Work to do
Below are records to transcribe exactly, without their pictures.

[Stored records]
#####

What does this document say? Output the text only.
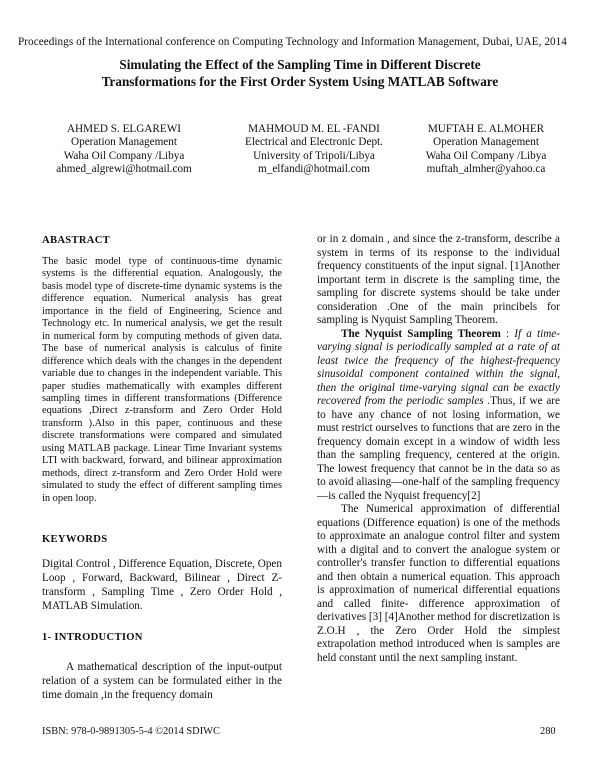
Proceedings of the International conference on Computing Technology and Information Management, Dubai, UAE, 2014
Simulating the Effect of the Sampling Time in Different Discrete
Transformations for the First Order System Using MATLAB Software
AHMED S. ELGAREWI
Operation Management
Waha Oil Company /Libya
ahmed_algrewi@hotmail.com
MAHMOUD M. EL -FANDI
Electrical and Electronic Dept.
University of Tripoli/Libya
m_elfandi@hotmail.com
MUFTAH E. ALMOHER
Operation Management
Waha Oil Company /Libya
muftah_almher@yahoo.ca
ABASTRACT

The basic model type of continuous-time dynamic systems is the differential equation. Analogously, the basis model type of discrete-time dynamic systems is the difference equation. Numerical analysis has great importance in the field of Engineering, Science and Technology etc. In numerical analysis, we get the result in numerical form by computing methods of given data. The base of numerical analysis is calculus of finite difference which deals with the changes in the dependent variable due to changes in the independent variable. This paper studies mathematically with examples different sampling times in different transformations (Difference equations ,Direct z-transform and Zero Order Hold transform ).Also in this paper, continuous and these discrete transformations were compared and simulated using MATLAB package. Linear Time Invariant systems LTI with backward, forward, and bilinear approximation methods, direct z-transform and Zero Order Hold were simulated to study the effect of different sampling times in open loop.

KEYWORDS

Digital Control , Difference Equation, Discrete, Open Loop , Forward, Backward, Bilinear , Direct Z-transform , Sampling Time , Zero Order Hold , MATLAB Simulation.

1- INTRODUCTION

A mathematical description of the input-output relation of a system can be formulated either in the time domain ,in the frequency domain

or in z domain , and since the z-transform, describe a system in terms of its response to the individual frequency constituents of the input signal. [1]Another important term in discrete is the sampling time, the sampling for discrete systems should be take under consideration .One of the main princibels for sampling is Nyquist Sampling Theorem.

The Nyquist Sampling Theorem : If a time-varying signal is periodically sampled at a rate of at least twice the frequency of the highest-frequency sinusoidal component contained within the signal, then the original time-varying signal can be exactly recovered from the periodic samples .Thus, if we are to have any chance of not losing information, we must restrict ourselves to functions that are zero in the frequency domain except in a window of width less than the sampling frequency, centered at the origin. The lowest frequency that cannot be in the data so as to avoid aliasing—one-half of the sampling frequency—is called the Nyquist frequency[2]

The Numerical approximation of differential equations (Difference equation) is one of the methods to approximate an analogue control filter and system with a digital and to convert the analogue system or controller's transfer function to differential equations and then obtain a numerical equation. This approach is approximation of numerical differential equations and called finite- difference approximation of derivatives [3] [4]Another method for discretization is Z.O.H , the Zero Order Hold the simplest extrapolation method introduced when is samples are held constant until the next sampling instant.

ISBN: 978-0-9891305-5-4 ©2014 SDIWC	280
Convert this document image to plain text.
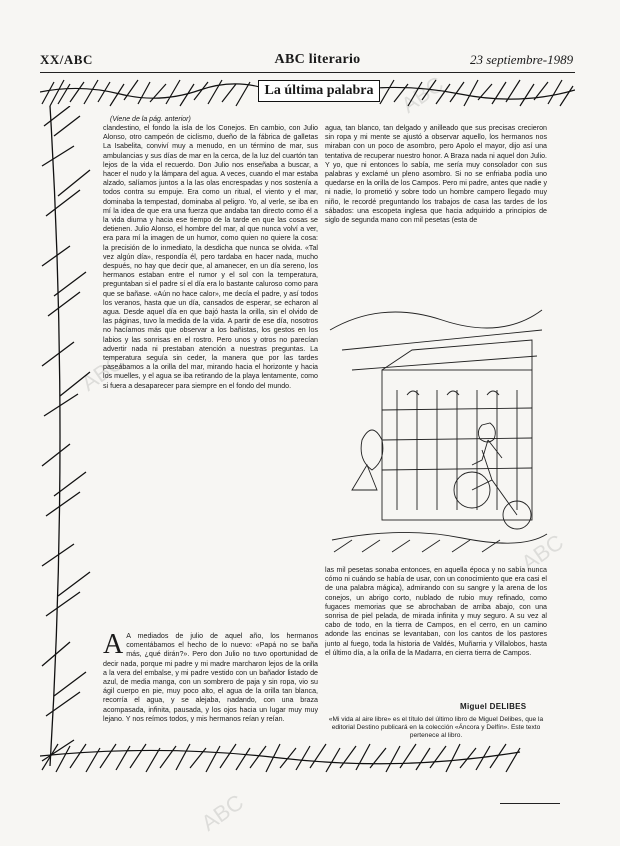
XX/ABC	ABC literario	23 septiembre-1989
La última palabra
(Viene de la pág. anterior)
clandestino, el fondo la isla de los Conejos. En cambio, con Julio Alonso, otro campeón de ciclismo, dueño de la fábrica de galletas La Isabelita, conviví muy a menudo, en un término de mar, sus ambulancias y sus días de mar en la cerca, de la luz del cuartón tan lejos de la vida el recuerdo. Don Julio nos enseñaba a buscar, a hacer el nudo y la lámpara del agua. A veces, cuando el mar estaba alzado, salíamos juntos a la las olas encrespadas y nos sostenía a todos contra su empuje. Era como un ritual, el viento y el mar, dominaba la tempestad, dominaba al peligro. Yo, al verle, se iba en mí la idea de que era una fuerza que andaba tan directo como él a la vida diurna y hacia ese tiempo de la tarde en que las cosas se detienen. Julio Alonso, el hombre del mar, al que nunca volví a ver, era para mí la imagen de un humor, como quien no quiere la cosa: la precisión de lo inmediato, la desdicha que nunca se olvida. «Tal vez algún día», respondía él, pero tardaba en hacer nada, mucho después, no hay que decir que, al amanecer, en un día sereno, los hermanos estaban entre el rumor y el sol con la temperatura, preguntaban si el padre sí el día era lo bastante caluroso como para que se bañase. «Aún no hace calor», me decía el padre, y así todos los veranos, hasta que un día, cansados de esperar, se echaron al agua. Desde aquel día en que bajó hasta la orilla, sin el olvido de las páginas, tuvo la medida de la vida. A partir de ese día, nosotros no hacíamos más que observar a los bañistas, los gestos en los labios y las sonrisas en el rostro. Pero unos y otros no parecían advertir nada ni prestaban atención a nuestras preguntas. La temperatura seguía sin ceder, la manera que por las tardes paseábamos a la orilla del mar, mirando hacia el horizonte y hacia los muelles, y el agua se iba retirando de la playa lentamente, como si fuera a desaparecer para siempre en el fondo del mundo.
agua, tan blanco, tan delgado y anilleado que sus precisas crecieron sin ropa y mi mente se ajustó a observar aquello, los hermanos nos miraban con un poco de asombro, pero Apolo el mayor, dijo así una tentativa de recuperar nuestro honor. A Braza nada ni aquel don Julio. Y yo, que ni entonces lo sabía, me sería muy consolador con sus palabras y exclamé un pleno asombro. Si no se enfriaba podía uno quedarse en la orilla de los Campos. Pero mi padre, antes que nadie y ni nadie, lo prometió y sobre todo un hombre campero llegado muy niño, le recordé preguntando los trabajos de casa las tardes de los sábados: una escopeta inglesa que hacia adquirido a principios de siglo de segunda mano con mil pesetas (esta de
las mil pesetas sonaba entonces, en aquella época y no sabía nunca cómo ni cuándo se había de usar, con un conocimiento que era casi el de una palabra mágica), admirando con su sangre y la arena de los conejos, un abrigo corto, nublado de rubio muy refinado, como fugaces memorias que se abrochaban de arriba abajo, con una sonrisa de piel pelada, de mirada infinita y muy seguro. A su vez al cabo de todo, en la tierra de Campos, en el cerro, en un camino adonde las encinas se levantaban, con los cantos de los pastores junto al fuego, toda la historia de Valdés, Muñarria y Villalobos, hasta el último día, a la orilla de la Madarra, en cierra tierra de Campos.
A A mediados de julio de aquel año, los hermanos comentábamos el hecho de lo nuevo: «Papá no se baña más, ¿qué dirán?». Pero don Julio no tuvo oportunidad de decir nada, porque mi padre y mi madre marcharon lejos de la orilla a la vera del embalse, y mi padre vestido con un bañador listado de azul, de media manga, con un sombrero de paja y sin ropa, vio su ágil cuerpo en pie, muy poco alto, el agua de la orilla tan blanca, recorría el agua, y se alejaba, nadando, con una braza acompasada, infinita, pausada, y los ojos hacia un lugar muy muy lejano. Y nos reímos todos, y mis hermanos reían y reían.
Miguel DELIBES
«Mi vida al aire libre» es el título del último libro de Miguel Delibes, que la editorial Destino publicará en la colección «Áncora y Delfín». Este texto pertenece al libro.
ABC
ABC
ABC
ABC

#####

Right answer
What does this document say? Output the text only.
Proceedings of the International conference on Computing Technology and Information Management, Dubai, UAE, 2014
Simulating the Effect of the Sampling Time in Different Discrete
Transformations for the First Order System Using MATLAB Software
AHMED S. ELGAREWI
Operation Management
Waha Oil Company /Libya
ahmed_algrewi@hotmail.com
MAHMOUD M. EL -FANDI
Electrical and Electronic Dept.
University of Tripoli/Libya
m_elfandi@hotmail.com
MUFTAH E. ALMOHER
Operation Management
Waha Oil Company /Libya
muftah_almher@yahoo.ca
ABASTRACT

The basic model type of continuous-time dynamic systems is the differential equation. Analogously, the basis model type of discrete-time dynamic systems is the difference equation. Numerical analysis has great importance in the field of Engineering, Science and Technology etc. In numerical analysis, we get the result in numerical form by computing methods of given data. The base of numerical analysis is calculus of finite difference which deals with the changes in the dependent variable due to changes in the independent variable. This paper studies mathematically with examples different sampling times in different transformations (Difference equations ,Direct z-transform and Zero Order Hold transform ).Also in this paper, continuous and these discrete transformations were compared and simulated using MATLAB package. Linear Time Invariant systems LTI with backward, forward, and bilinear approximation methods, direct z-transform and Zero Order Hold were simulated to study the effect of different sampling times in open loop.

KEYWORDS

Digital Control , Difference Equation, Discrete, Open Loop , Forward, Backward, Bilinear , Direct Z-transform , Sampling Time , Zero Order Hold , MATLAB Simulation.

1- INTRODUCTION

A mathematical description of the input-output relation of a system can be formulated either in the time domain ,in the frequency domain

or in z domain , and since the z-transform, describe a system in terms of its response to the individual frequency constituents of the input signal. [1]Another important term in discrete is the sampling time, the sampling for discrete systems should be take under consideration .One of the main princibels for sampling is Nyquist Sampling Theorem.

The Nyquist Sampling Theorem : If a time-varying signal is periodically sampled at a rate of at least twice the frequency of the highest-frequency sinusoidal component contained within the signal, then the original time-varying signal can be exactly recovered from the periodic samples .Thus, if we are to have any chance of not losing information, we must restrict ourselves to functions that are zero in the frequency domain except in a window of width less than the sampling frequency, centered at the origin. The lowest frequency that cannot be in the data so as to avoid aliasing—one-half of the sampling frequency—is called the Nyquist frequency[2]

The Numerical approximation of differential equations (Difference equation) is one of the methods to approximate an analogue control filter and system with a digital and to convert the analogue system or controller's transfer function to differential equations and then obtain a numerical equation. This approach is approximation of numerical differential equations and called finite- difference approximation of derivatives [3] [4]Another method for discretization is Z.O.H , the Zero Order Hold the simplest extrapolation method introduced when is samples are held constant until the next sampling instant.

ISBN: 978-0-9891305-5-4 ©2014 SDIWC	280
Convert this document image to plain text.
XX/ABC	ABC literario	23 septiembre-1989
La última palabra
(Viene de la pág. anterior)
clandestino, el fondo la isla de los Conejos. En cambio, con Julio Alonso, otro campeón de ciclismo, dueño de la fábrica de galletas La Isabelita, conviví muy a menudo, en un término de mar, sus ambulancias y sus días de mar en la cerca, de la luz del cuartón tan lejos de la vida el recuerdo. Don Julio nos enseñaba a buscar, a hacer el nudo y la lámpara del agua. A veces, cuando el mar estaba alzado, salíamos juntos a la las olas encrespadas y nos sostenía a todos contra su empuje. Era como un ritual, el viento y el mar, dominaba la tempestad, dominaba al peligro. Yo, al verle, se iba en mí la idea de que era una fuerza que andaba tan directo como él a la vida diurna y hacia ese tiempo de la tarde en que las cosas se detienen. Julio Alonso, el hombre del mar, al que nunca volví a ver, era para mí la imagen de un humor, como quien no quiere la cosa: la precisión de lo inmediato, la desdicha que nunca se olvida. «Tal vez algún día», respondía él, pero tardaba en hacer nada, mucho después, no hay que decir que, al amanecer, en un día sereno, los hermanos estaban entre el rumor y el sol con la temperatura, preguntaban si el padre sí el día era lo bastante caluroso como para que se bañase. «Aún no hace calor», me decía el padre, y así todos los veranos, hasta que un día, cansados de esperar, se echaron al agua. Desde aquel día en que bajó hasta la orilla, sin el olvido de las páginas, tuvo la medida de la vida. A partir de ese día, nosotros no hacíamos más que observar a los bañistas, los gestos en los labios y las sonrisas en el rostro. Pero unos y otros no parecían advertir nada ni prestaban atención a nuestras preguntas. La temperatura seguía sin ceder, la manera que por las tardes paseábamos a la orilla del mar, mirando hacia el horizonte y hacia los muelles, y el agua se iba retirando de la playa lentamente, como si fuera a desaparecer para siempre en el fondo del mundo.
agua, tan blanco, tan delgado y anilleado que sus precisas crecieron sin ropa y mi mente se ajustó a observar aquello, los hermanos nos miraban con un poco de asombro, pero Apolo el mayor, dijo así una tentativa de recuperar nuestro honor. A Braza nada ni aquel don Julio. Y yo, que ni entonces lo sabía, me sería muy consolador con sus palabras y exclamé un pleno asombro. Si no se enfriaba podía uno quedarse en la orilla de los Campos. Pero mi padre, antes que nadie y ni nadie, lo prometió y sobre todo un hombre campero llegado muy niño, le recordé preguntando los trabajos de casa las tardes de los sábados: una escopeta inglesa que hacia adquirido a principios de siglo de segunda mano con mil pesetas (esta de
las mil pesetas sonaba entonces, en aquella época y no sabía nunca cómo ni cuándo se había de usar, con un conocimiento que era casi el de una palabra mágica), admirando con su sangre y la arena de los conejos, un abrigo corto, nublado de rubio muy refinado, como fugaces memorias que se abrochaban de arriba abajo, con una sonrisa de piel pelada, de mirada infinita y muy seguro. A su vez al cabo de todo, en la tierra de Campos, en el cerro, en un camino adonde las encinas se levantaban, con los cantos de los pastores junto al fuego, toda la historia de Valdés, Muñarria y Villalobos, hasta el último día, a la orilla de la Madarra, en cierra tierra de Campos.
A A mediados de julio de aquel año, los hermanos comentábamos el hecho de lo nuevo: «Papá no se baña más, ¿qué dirán?». Pero don Julio no tuvo oportunidad de decir nada, porque mi padre y mi madre marcharon lejos de la orilla a la vera del embalse, y mi padre vestido con un bañador listado de azul, de media manga, con un sombrero de paja y sin ropa, vio su ágil cuerpo en pie, muy poco alto, el agua de la orilla tan blanca, recorría el agua, y se alejaba, nadando, con una braza acompasada, infinita, pausada, y los ojos hacia un lugar muy muy lejano. Y nos reímos todos, y mis hermanos reían y reían.
Miguel DELIBES
«Mi vida al aire libre» es el título del último libro de Miguel Delibes, que la editorial Destino publicará en la colección «Áncora y Delfín». Este texto pertenece al libro.
ABC
ABC
ABC
ABC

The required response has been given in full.